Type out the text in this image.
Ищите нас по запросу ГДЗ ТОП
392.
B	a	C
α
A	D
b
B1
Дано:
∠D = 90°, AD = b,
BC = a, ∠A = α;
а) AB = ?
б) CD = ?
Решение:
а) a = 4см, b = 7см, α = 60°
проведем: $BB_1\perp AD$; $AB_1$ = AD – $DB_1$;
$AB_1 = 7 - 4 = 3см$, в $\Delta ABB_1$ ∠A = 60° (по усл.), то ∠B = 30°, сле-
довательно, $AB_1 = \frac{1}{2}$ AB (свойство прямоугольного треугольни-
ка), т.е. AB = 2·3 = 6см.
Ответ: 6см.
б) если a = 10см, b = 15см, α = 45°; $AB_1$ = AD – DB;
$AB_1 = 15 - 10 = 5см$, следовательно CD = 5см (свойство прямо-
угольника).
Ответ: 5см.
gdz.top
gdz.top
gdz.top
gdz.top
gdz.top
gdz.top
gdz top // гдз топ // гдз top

#####

Goal: Read the lines above. Gather those in which the string "свойство" is found.

The answer:
довательно, $AB_1 = \frac{1}{2}$ AB (свойство прямоугольного треугольни-
$AB_1 = 15 - 10 = 5см$, следовательно CD = 5см (свойство прямо-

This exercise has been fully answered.